Directive - Copy each line in the data that includes the word "chèn".

BEGIN Record excerpts

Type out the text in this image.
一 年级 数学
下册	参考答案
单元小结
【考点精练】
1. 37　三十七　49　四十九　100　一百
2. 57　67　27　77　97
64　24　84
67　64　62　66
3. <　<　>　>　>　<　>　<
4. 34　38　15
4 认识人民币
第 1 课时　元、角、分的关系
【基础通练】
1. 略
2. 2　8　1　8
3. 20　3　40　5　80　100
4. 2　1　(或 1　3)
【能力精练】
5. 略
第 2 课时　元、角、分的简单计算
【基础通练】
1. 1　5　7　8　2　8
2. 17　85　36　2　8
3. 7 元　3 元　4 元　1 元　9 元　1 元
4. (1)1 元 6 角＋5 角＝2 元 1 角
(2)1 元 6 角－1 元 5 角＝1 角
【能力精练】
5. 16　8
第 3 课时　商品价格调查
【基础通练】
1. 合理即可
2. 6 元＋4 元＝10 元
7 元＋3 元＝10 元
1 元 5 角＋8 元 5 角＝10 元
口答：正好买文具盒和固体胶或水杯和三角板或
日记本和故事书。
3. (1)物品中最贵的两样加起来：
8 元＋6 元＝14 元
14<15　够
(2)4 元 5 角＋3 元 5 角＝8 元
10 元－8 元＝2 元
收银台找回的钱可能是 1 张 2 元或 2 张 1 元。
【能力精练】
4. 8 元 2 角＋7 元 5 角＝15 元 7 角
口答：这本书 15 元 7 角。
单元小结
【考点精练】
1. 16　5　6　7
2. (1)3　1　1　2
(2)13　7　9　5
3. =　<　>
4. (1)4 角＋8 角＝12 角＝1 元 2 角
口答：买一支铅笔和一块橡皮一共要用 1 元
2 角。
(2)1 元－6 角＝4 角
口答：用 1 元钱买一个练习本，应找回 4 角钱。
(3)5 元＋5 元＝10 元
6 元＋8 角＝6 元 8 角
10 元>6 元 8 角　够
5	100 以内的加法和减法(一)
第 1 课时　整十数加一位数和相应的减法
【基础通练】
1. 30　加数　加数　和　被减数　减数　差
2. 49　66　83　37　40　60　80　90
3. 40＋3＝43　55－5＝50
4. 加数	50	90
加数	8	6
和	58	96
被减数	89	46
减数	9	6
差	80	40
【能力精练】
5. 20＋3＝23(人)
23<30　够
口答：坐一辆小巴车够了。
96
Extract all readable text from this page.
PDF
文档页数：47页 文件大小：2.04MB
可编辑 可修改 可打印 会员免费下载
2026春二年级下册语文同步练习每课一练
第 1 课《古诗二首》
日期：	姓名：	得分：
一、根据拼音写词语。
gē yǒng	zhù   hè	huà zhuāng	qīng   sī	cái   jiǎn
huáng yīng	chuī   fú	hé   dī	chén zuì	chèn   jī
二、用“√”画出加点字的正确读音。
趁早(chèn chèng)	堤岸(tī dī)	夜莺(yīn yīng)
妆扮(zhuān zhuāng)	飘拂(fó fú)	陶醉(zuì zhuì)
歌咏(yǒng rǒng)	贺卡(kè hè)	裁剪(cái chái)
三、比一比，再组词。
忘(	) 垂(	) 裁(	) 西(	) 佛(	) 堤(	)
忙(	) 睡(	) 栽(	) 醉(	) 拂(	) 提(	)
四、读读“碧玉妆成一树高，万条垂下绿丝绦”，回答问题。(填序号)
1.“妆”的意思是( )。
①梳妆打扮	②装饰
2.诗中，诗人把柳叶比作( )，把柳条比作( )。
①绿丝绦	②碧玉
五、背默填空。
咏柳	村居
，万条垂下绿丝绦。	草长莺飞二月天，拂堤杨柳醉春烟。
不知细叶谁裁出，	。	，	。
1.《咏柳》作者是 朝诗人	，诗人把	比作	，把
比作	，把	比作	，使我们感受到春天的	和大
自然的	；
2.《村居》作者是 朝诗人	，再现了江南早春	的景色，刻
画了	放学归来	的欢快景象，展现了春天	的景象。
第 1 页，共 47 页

END Record excerpts

Solution to the problem -
huáng yīng	chuī   fú	hé   dī	chén zuì	chèn   jī
趁早(chèn chèng)	堤岸(tī dī)	夜莺(yīn yīng)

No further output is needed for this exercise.